• [Data for this task]

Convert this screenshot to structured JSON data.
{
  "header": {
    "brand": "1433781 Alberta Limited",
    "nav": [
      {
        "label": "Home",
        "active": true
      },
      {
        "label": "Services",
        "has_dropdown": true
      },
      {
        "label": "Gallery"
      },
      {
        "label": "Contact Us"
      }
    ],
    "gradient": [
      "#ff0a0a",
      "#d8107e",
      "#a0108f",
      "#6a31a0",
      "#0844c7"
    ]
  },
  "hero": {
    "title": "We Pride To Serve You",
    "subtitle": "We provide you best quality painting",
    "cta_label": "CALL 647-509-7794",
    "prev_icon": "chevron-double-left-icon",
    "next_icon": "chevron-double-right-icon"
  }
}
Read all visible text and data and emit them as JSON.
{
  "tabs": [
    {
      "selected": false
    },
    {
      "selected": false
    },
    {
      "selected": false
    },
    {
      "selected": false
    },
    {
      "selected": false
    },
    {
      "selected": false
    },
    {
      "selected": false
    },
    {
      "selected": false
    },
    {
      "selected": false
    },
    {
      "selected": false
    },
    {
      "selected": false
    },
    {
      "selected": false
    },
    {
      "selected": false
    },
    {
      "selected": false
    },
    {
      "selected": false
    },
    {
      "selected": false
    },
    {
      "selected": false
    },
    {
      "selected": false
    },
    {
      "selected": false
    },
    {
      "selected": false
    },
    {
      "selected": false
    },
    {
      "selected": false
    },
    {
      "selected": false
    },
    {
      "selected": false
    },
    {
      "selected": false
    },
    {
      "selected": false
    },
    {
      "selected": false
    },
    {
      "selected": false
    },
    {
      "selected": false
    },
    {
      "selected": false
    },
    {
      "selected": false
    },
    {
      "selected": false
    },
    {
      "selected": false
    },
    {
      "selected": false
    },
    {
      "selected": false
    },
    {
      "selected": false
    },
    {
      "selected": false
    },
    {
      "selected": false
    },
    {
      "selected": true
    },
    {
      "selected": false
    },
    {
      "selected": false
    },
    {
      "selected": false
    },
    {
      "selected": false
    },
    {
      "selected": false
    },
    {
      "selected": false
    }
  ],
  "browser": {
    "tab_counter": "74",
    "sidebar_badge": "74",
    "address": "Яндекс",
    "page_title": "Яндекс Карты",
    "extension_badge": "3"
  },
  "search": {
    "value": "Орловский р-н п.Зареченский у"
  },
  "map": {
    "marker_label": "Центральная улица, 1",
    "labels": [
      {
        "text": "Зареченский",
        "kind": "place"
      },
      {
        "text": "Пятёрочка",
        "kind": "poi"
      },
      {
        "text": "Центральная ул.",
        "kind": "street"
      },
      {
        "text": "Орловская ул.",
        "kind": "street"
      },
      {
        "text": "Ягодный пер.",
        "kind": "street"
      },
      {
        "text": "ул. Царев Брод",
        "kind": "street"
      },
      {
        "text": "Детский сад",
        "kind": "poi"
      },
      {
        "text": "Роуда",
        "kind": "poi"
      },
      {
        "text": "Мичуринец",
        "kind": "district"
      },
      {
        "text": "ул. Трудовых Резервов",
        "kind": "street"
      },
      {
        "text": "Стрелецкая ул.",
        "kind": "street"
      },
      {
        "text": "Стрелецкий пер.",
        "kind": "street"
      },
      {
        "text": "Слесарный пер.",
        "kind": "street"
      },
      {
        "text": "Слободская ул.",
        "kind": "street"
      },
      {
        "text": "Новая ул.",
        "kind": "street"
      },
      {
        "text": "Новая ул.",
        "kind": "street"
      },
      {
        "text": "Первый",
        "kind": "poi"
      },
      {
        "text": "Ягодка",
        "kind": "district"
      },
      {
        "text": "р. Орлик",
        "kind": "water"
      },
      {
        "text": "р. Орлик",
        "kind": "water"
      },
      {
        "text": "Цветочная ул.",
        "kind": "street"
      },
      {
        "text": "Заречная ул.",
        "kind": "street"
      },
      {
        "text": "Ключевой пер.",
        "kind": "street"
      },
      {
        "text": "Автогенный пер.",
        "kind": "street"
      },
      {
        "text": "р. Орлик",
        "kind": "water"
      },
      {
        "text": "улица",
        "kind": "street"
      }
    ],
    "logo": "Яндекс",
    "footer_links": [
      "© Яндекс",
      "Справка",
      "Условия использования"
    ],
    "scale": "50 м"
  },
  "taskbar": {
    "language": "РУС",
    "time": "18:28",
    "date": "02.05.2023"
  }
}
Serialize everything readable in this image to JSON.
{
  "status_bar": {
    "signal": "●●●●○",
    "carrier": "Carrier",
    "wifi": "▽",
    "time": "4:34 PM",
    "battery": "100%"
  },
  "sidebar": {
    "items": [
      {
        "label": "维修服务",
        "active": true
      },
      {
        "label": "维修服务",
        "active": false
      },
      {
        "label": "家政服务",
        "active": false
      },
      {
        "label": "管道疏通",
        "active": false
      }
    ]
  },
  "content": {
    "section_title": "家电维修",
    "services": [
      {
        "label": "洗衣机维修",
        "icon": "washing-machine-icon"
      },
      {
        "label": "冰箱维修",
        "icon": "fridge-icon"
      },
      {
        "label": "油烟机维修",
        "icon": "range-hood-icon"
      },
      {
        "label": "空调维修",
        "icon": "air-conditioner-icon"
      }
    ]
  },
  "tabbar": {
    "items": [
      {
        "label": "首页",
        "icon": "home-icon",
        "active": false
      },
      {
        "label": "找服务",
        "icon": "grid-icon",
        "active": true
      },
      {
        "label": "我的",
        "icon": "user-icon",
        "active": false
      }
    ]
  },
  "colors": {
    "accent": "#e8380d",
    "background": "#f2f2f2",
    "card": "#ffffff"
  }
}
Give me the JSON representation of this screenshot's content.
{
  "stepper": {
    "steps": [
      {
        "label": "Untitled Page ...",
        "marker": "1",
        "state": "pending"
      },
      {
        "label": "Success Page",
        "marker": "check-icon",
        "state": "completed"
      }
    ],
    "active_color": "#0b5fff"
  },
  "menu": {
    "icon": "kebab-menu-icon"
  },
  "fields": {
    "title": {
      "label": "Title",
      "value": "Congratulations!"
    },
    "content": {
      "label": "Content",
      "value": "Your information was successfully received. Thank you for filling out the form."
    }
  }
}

• [Exercise] Write out the entries above once more, without altering anything.

• [Response to this task]
Convert this screenshot to structured JSON data.
{
  "header": {
    "brand": "1433781 Alberta Limited",
    "nav": [
      {
        "label": "Home",
        "active": true
      },
      {
        "label": "Services",
        "has_dropdown": true
      },
      {
        "label": "Gallery"
      },
      {
        "label": "Contact Us"
      }
    ],
    "gradient": [
      "#ff0a0a",
      "#d8107e",
      "#a0108f",
      "#6a31a0",
      "#0844c7"
    ]
  },
  "hero": {
    "title": "We Pride To Serve You",
    "subtitle": "We provide you best quality painting",
    "cta_label": "CALL 647-509-7794",
    "prev_icon": "chevron-double-left-icon",
    "next_icon": "chevron-double-right-icon"
  }
}
Read all visible text and data and emit them as JSON.
{
  "tabs": [
    {
      "selected": false
    },
    {
      "selected": false
    },
    {
      "selected": false
    },
    {
      "selected": false
    },
    {
      "selected": false
    },
    {
      "selected": false
    },
    {
      "selected": false
    },
    {
      "selected": false
    },
    {
      "selected": false
    },
    {
      "selected": false
    },
    {
      "selected": false
    },
    {
      "selected": false
    },
    {
      "selected": false
    },
    {
      "selected": false
    },
    {
      "selected": false
    },
    {
      "selected": false
    },
    {
      "selected": false
    },
    {
      "selected": false
    },
    {
      "selected": false
    },
    {
      "selected": false
    },
    {
      "selected": false
    },
    {
      "selected": false
    },
    {
      "selected": false
    },
    {
      "selected": false
    },
    {
      "selected": false
    },
    {
      "selected": false
    },
    {
      "selected": false
    },
    {
      "selected": false
    },
    {
      "selected": false
    },
    {
      "selected": false
    },
    {
      "selected": false
    },
    {
      "selected": false
    },
    {
      "selected": false
    },
    {
      "selected": false
    },
    {
      "selected": false
    },
    {
      "selected": false
    },
    {
      "selected": false
    },
    {
      "selected": false
    },
    {
      "selected": true
    },
    {
      "selected": false
    },
    {
      "selected": false
    },
    {
      "selected": false
    },
    {
      "selected": false
    },
    {
      "selected": false
    },
    {
      "selected": false
    }
  ],
  "browser": {
    "tab_counter": "74",
    "sidebar_badge": "74",
    "address": "Яндекс",
    "page_title": "Яндекс Карты",
    "extension_badge": "3"
  },
  "search": {
    "value": "Орловский р-н п.Зареченский у"
  },
  "map": {
    "marker_label": "Центральная улица, 1",
    "labels": [
      {
        "text": "Зареченский",
        "kind": "place"
      },
      {
        "text": "Пятёрочка",
        "kind": "poi"
      },
      {
        "text": "Центральная ул.",
        "kind": "street"
      },
      {
        "text": "Орловская ул.",
        "kind": "street"
      },
      {
        "text": "Ягодный пер.",
        "kind": "street"
      },
      {
        "text": "ул. Царев Брод",
        "kind": "street"
      },
      {
        "text": "Детский сад",
        "kind": "poi"
      },
      {
        "text": "Роуда",
        "kind": "poi"
      },
      {
        "text": "Мичуринец",
        "kind": "district"
      },
      {
        "text": "ул. Трудовых Резервов",
        "kind": "street"
      },
      {
        "text": "Стрелецкая ул.",
        "kind": "street"
      },
      {
        "text": "Стрелецкий пер.",
        "kind": "street"
      },
      {
        "text": "Слесарный пер.",
        "kind": "street"
      },
      {
        "text": "Слободская ул.",
        "kind": "street"
      },
      {
        "text": "Новая ул.",
        "kind": "street"
      },
      {
        "text": "Новая ул.",
        "kind": "street"
      },
      {
        "text": "Первый",
        "kind": "poi"
      },
      {
        "text": "Ягодка",
        "kind": "district"
      },
      {
        "text": "р. Орлик",
        "kind": "water"
      },
      {
        "text": "р. Орлик",
        "kind": "water"
      },
      {
        "text": "Цветочная ул.",
        "kind": "street"
      },
      {
        "text": "Заречная ул.",
        "kind": "street"
      },
      {
        "text": "Ключевой пер.",
        "kind": "street"
      },
      {
        "text": "Автогенный пер.",
        "kind": "street"
      },
      {
        "text": "р. Орлик",
        "kind": "water"
      },
      {
        "text": "улица",
        "kind": "street"
      }
    ],
    "logo": "Яндекс",
    "footer_links": [
      "© Яндекс",
      "Справка",
      "Условия использования"
    ],
    "scale": "50 м"
  },
  "taskbar": {
    "language": "РУС",
    "time": "18:28",
    "date": "02.05.2023"
  }
}
Serialize everything readable in this image to JSON.
{
  "status_bar": {
    "signal": "●●●●○",
    "carrier": "Carrier",
    "wifi": "▽",
    "time": "4:34 PM",
    "battery": "100%"
  },
  "sidebar": {
    "items": [
      {
        "label": "维修服务",
        "active": true
      },
      {
        "label": "维修服务",
        "active": false
      },
      {
        "label": "家政服务",
        "active": false
      },
      {
        "label": "管道疏通",
        "active": false
      }
    ]
  },
  "content": {
    "section_title": "家电维修",
    "services": [
      {
        "label": "洗衣机维修",
        "icon": "washing-machine-icon"
      },
      {
        "label": "冰箱维修",
        "icon": "fridge-icon"
      },
      {
        "label": "油烟机维修",
        "icon": "range-hood-icon"
      },
      {
        "label": "空调维修",
        "icon": "air-conditioner-icon"
      }
    ]
  },
  "tabbar": {
    "items": [
      {
        "label": "首页",
        "icon": "home-icon",
        "active": false
      },
      {
        "label": "找服务",
        "icon": "grid-icon",
        "active": true
      },
      {
        "label": "我的",
        "icon": "user-icon",
        "active": false
      }
    ]
  },
  "colors": {
    "accent": "#e8380d",
    "background": "#f2f2f2",
    "card": "#ffffff"
  }
}
Give me the JSON representation of this screenshot's content.
{
  "stepper": {
    "steps": [
      {
        "label": "Untitled Page ...",
        "marker": "1",
        "state": "pending"
      },
      {
        "label": "Success Page",
        "marker": "check-icon",
        "state": "completed"
      }
    ],
    "active_color": "#0b5fff"
  },
  "menu": {
    "icon": "kebab-menu-icon"
  },
  "fields": {
    "title": {
      "label": "Title",
      "value": "Congratulations!"
    },
    "content": {
      "label": "Content",
      "value": "Your information was successfully received. Thank you for filling out the form."
    }
  }
}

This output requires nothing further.